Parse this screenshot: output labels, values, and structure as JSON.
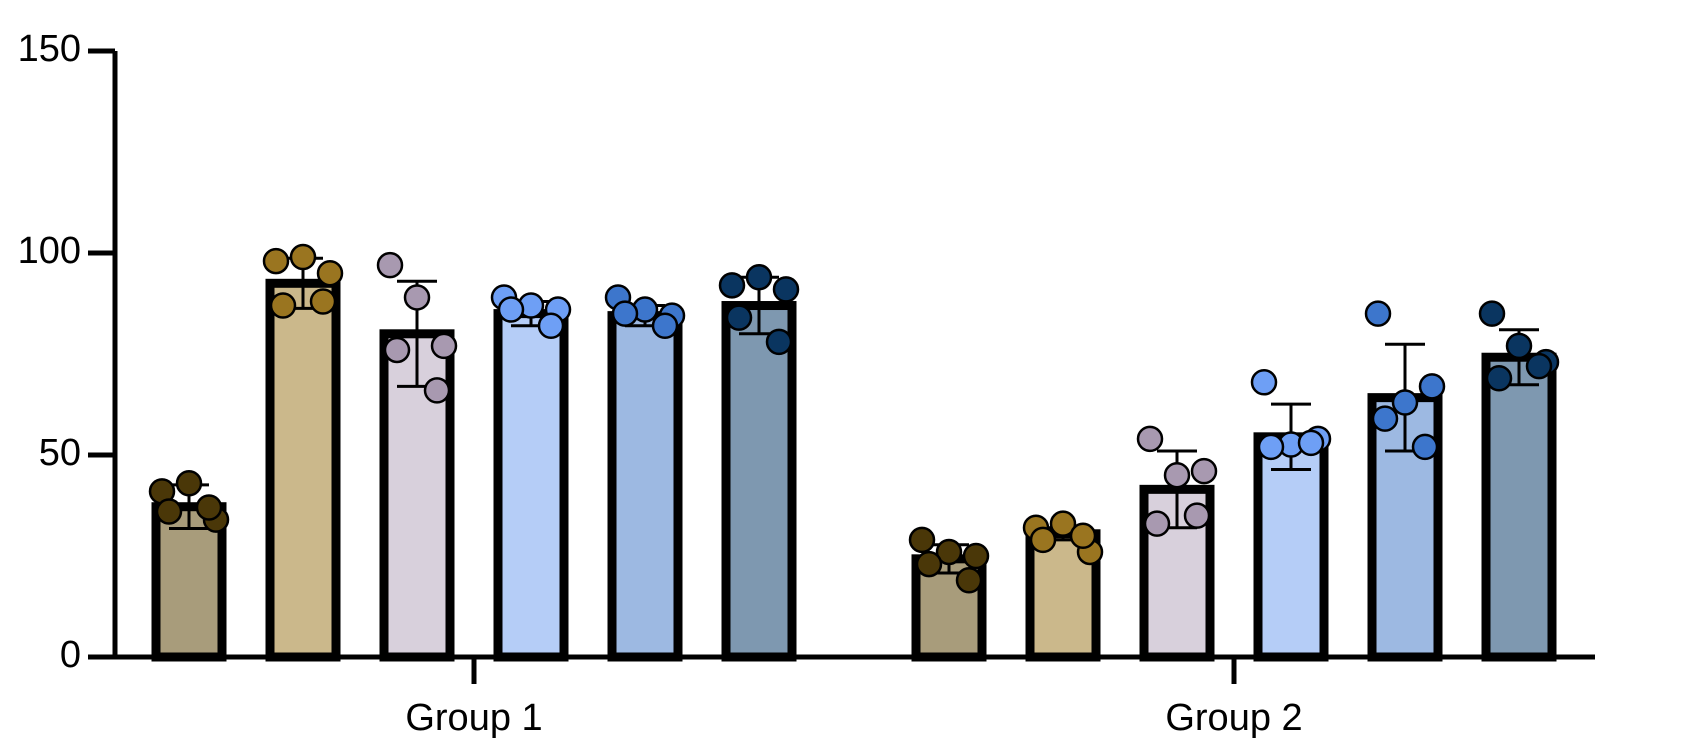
{
  "chart_data": {
    "type": "bar",
    "categories": [
      "Group 1",
      "Group 2"
    ],
    "ylim": [
      0,
      150
    ],
    "yticks": [
      0,
      50,
      100,
      150
    ],
    "series": [
      {
        "color": "#a89c7b",
        "point_color": "#4a3708",
        "values": [
          37.2,
          24.3
        ],
        "errors": [
          5.4,
          3.5
        ],
        "points": [
          [
            41,
            43,
            34,
            36,
            37
          ],
          [
            29,
            26,
            25,
            23,
            19
          ]
        ]
      },
      {
        "color": "#cbb88b",
        "point_color": "#9a7520",
        "values": [
          92.5,
          30.5
        ],
        "errors": [
          6.2,
          1.5
        ],
        "points": [
          [
            98,
            99,
            95,
            87,
            88
          ],
          [
            32,
            33,
            26,
            29,
            30
          ]
        ]
      },
      {
        "color": "#d8d0dc",
        "point_color": "#a899b0",
        "values": [
          80,
          41.5
        ],
        "errors": [
          13,
          9.5
        ],
        "points": [
          [
            97,
            89,
            77,
            76,
            66
          ],
          [
            54,
            45,
            46,
            33,
            35
          ]
        ]
      },
      {
        "color": "#b5cdf7",
        "point_color": "#6e9ff5",
        "values": [
          85,
          54.5
        ],
        "errors": [
          3,
          8.1
        ],
        "points": [
          [
            89,
            87,
            86,
            86,
            82
          ],
          [
            68,
            52.6,
            54,
            52,
            53
          ]
        ]
      },
      {
        "color": "#9db9e2",
        "point_color": "#3d76cc",
        "values": [
          84.5,
          64.2
        ],
        "errors": [
          2.5,
          13.2
        ],
        "points": [
          [
            89,
            86,
            84.5,
            85,
            82
          ],
          [
            85,
            63,
            67,
            59,
            52
          ]
        ]
      },
      {
        "color": "#7e98b0",
        "point_color": "#0a3560",
        "values": [
          87,
          74.2
        ],
        "errors": [
          7,
          6.8
        ],
        "points": [
          [
            92,
            94,
            91,
            84,
            78
          ],
          [
            85,
            77,
            73,
            69,
            72
          ]
        ]
      }
    ]
  }
}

-*-*-

TASK REQUIREMENTS
Extract the full listing exactly, with the pictures left out.

FULL RESPONSE
Parse this screenshot: output labels, values, and structure as JSON.
{
  "chart_data": {
    "type": "bar",
    "categories": [
      "Group 1",
      "Group 2"
    ],
    "ylim": [
      0,
      150
    ],
    "yticks": [
      0,
      50,
      100,
      150
    ],
    "series": [
      {
        "color": "#a89c7b",
        "point_color": "#4a3708",
        "values": [
          37.2,
          24.3
        ],
        "errors": [
          5.4,
          3.5
        ],
        "points": [
          [
            41,
            43,
            34,
            36,
            37
          ],
          [
            29,
            26,
            25,
            23,
            19
          ]
        ]
      },
      {
        "color": "#cbb88b",
        "point_color": "#9a7520",
        "values": [
          92.5,
          30.5
        ],
        "errors": [
          6.2,
          1.5
        ],
        "points": [
          [
            98,
            99,
            95,
            87,
            88
          ],
          [
            32,
            33,
            26,
            29,
            30
          ]
        ]
      },
      {
        "color": "#d8d0dc",
        "point_color": "#a899b0",
        "values": [
          80,
          41.5
        ],
        "errors": [
          13,
          9.5
        ],
        "points": [
          [
            97,
            89,
            77,
            76,
            66
          ],
          [
            54,
            45,
            46,
            33,
            35
          ]
        ]
      },
      {
        "color": "#b5cdf7",
        "point_color": "#6e9ff5",
        "values": [
          85,
          54.5
        ],
        "errors": [
          3,
          8.1
        ],
        "points": [
          [
            89,
            87,
            86,
            86,
            82
          ],
          [
            68,
            52.6,
            54,
            52,
            53
          ]
        ]
      },
      {
        "color": "#9db9e2",
        "point_color": "#3d76cc",
        "values": [
          84.5,
          64.2
        ],
        "errors": [
          2.5,
          13.2
        ],
        "points": [
          [
            89,
            86,
            84.5,
            85,
            82
          ],
          [
            85,
            63,
            67,
            59,
            52
          ]
        ]
      },
      {
        "color": "#7e98b0",
        "point_color": "#0a3560",
        "values": [
          87,
          74.2
        ],
        "errors": [
          7,
          6.8
        ],
        "points": [
          [
            92,
            94,
            91,
            84,
            78
          ],
          [
            85,
            77,
            73,
            69,
            72
          ]
        ]
      }
    ]
  }
}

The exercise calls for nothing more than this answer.